[Required task]: Take every line from the listing below that includes "Ostrów" and copy it.

Stored records:
+ + + + + + +

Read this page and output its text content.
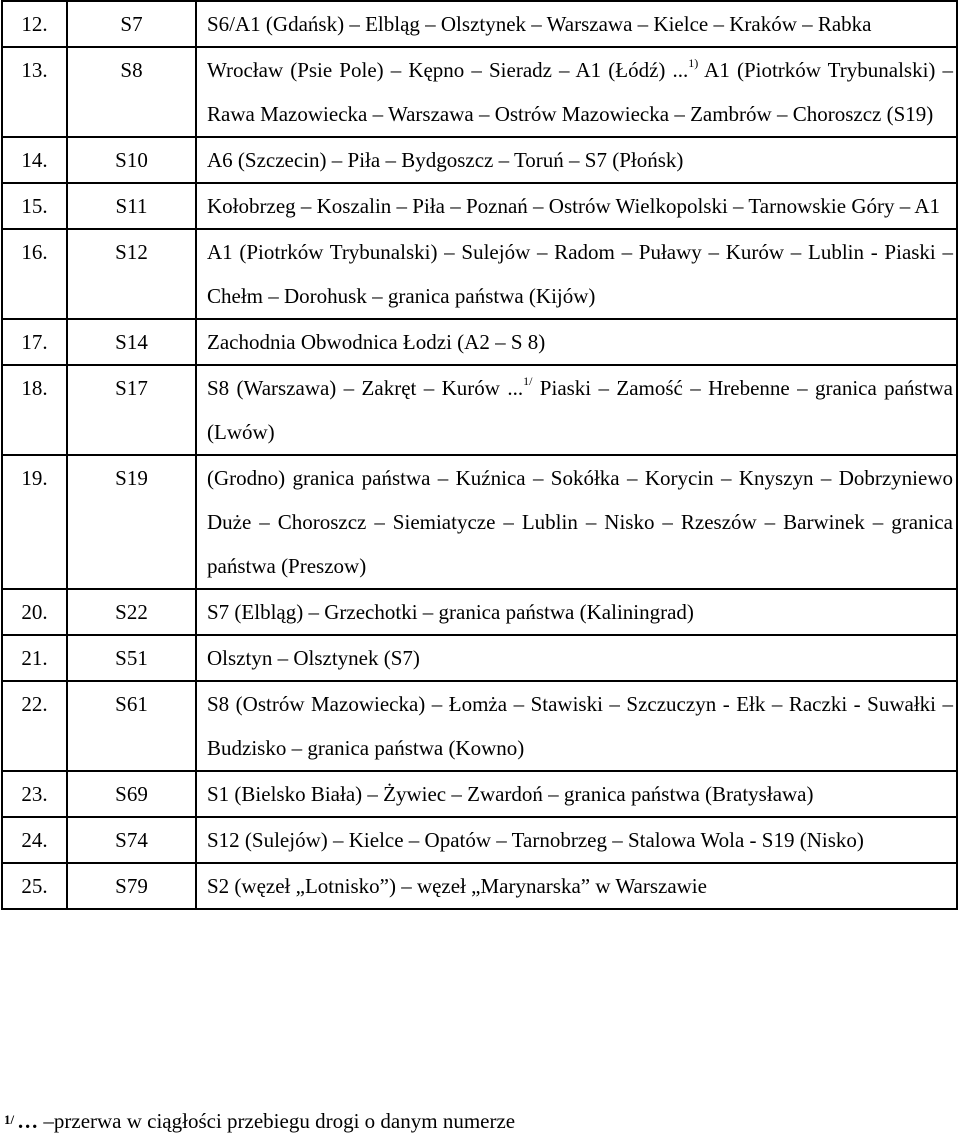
12.	S7	S6/A1 (Gdańsk) – Elbląg – Olsztynek – Warszawa – Kielce – Kraków – Rabka
13.	S8	Wrocław (Psie Pole) – Kępno – Sieradz – A1 (Łódź) ...$^{1)}$ A1 (Piotrków Trybunalski) – Rawa Mazowiecka – Warszawa – Ostrów Mazowiecka – Zambrów – Choroszcz (S19)
14.	S10	A6 (Szczecin) – Piła – Bydgoszcz – Toruń – S7 (Płońsk)
15.	S11	Kołobrzeg – Koszalin – Piła – Poznań – Ostrów Wielkopolski – Tarnowskie Góry – A1
16.	S12	A1 (Piotrków Trybunalski) – Sulejów – Radom – Puławy – Kurów – Lublin - Piaski – Chełm – Dorohusk – granica państwa (Kijów)
17.	S14	Zachodnia Obwodnica Łodzi (A2 – S 8)
18.	S17	S8 (Warszawa) – Zakręt – Kurów ...$^{1/}$ Piaski – Zamość – Hrebenne – granica państwa (Lwów)
19.	S19	(Grodno) granica państwa – Kuźnica – Sokółka – Korycin – Knyszyn – Dobrzyniewo Duże – Choroszcz – Siemiatycze – Lublin – Nisko – Rzeszów – Barwinek – granica państwa (Preszow)
20.	S22	S7 (Elbląg) – Grzechotki – granica państwa (Kaliningrad)
21.	S51	Olsztyn – Olsztynek (S7)
22.	S61	S8 (Ostrów Mazowiecka) – Łomża – Stawiski – Szczuczyn - Ełk – Raczki - Suwałki – Budzisko – granica państwa (Kowno)
23.	S69	S1 (Bielsko Biała) – Żywiec – Zwardoń – granica państwa (Bratysława)
24.	S74	S12 (Sulejów) – Kielce – Opatów – Tarnobrzeg – Stalowa Wola - S19 (Nisko)
25.	S79	S2 (węzeł „Lotnisko”) – węzeł „Marynarska” w Warszawie
$^{1/}$ … –przerwa w ciągłości przebiegu drogi o danym numerze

+ + + + + + +

[The solution]:
13.	S8	Wrocław (Psie Pole) – Kępno – Sieradz – A1 (Łódź) ...$^{1)}$ A1 (Piotrków Trybunalski) – Rawa Mazowiecka – Warszawa – Ostrów Mazowiecka – Zambrów – Choroszcz (S19)
15.	S11	Kołobrzeg – Koszalin – Piła – Poznań – Ostrów Wielkopolski – Tarnowskie Góry – A1
22.	S61	S8 (Ostrów Mazowiecka) – Łomża – Stawiski – Szczuczyn - Ełk – Raczki - Suwałki – Budzisko – granica państwa (Kowno)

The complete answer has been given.